◆ **Exercise goal**
Counting only lines that hold "ffffff", give the total and nothing more.
────────────────────────────────────────
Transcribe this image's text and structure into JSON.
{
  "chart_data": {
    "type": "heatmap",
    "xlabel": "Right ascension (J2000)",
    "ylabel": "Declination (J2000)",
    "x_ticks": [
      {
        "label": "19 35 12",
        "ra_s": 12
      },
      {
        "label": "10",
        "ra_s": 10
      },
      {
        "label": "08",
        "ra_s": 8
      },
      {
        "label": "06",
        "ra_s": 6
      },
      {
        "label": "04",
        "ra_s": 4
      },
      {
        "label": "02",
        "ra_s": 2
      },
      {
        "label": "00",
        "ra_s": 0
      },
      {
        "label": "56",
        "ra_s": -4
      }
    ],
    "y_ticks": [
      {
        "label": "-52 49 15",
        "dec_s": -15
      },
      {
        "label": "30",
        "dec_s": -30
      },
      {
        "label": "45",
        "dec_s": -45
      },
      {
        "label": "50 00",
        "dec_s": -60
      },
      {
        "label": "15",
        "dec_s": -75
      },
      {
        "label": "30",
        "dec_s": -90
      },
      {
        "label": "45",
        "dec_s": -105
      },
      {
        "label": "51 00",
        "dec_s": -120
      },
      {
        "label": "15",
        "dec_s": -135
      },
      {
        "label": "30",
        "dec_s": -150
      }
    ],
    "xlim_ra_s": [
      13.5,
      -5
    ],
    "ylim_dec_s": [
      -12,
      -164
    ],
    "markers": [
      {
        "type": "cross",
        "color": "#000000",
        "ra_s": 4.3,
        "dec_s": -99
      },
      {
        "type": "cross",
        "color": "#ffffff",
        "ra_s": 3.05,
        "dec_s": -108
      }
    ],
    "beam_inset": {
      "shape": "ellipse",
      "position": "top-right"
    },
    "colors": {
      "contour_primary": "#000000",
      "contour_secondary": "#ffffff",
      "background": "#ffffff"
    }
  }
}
────────────────────────────────────────
◆ **The response**
3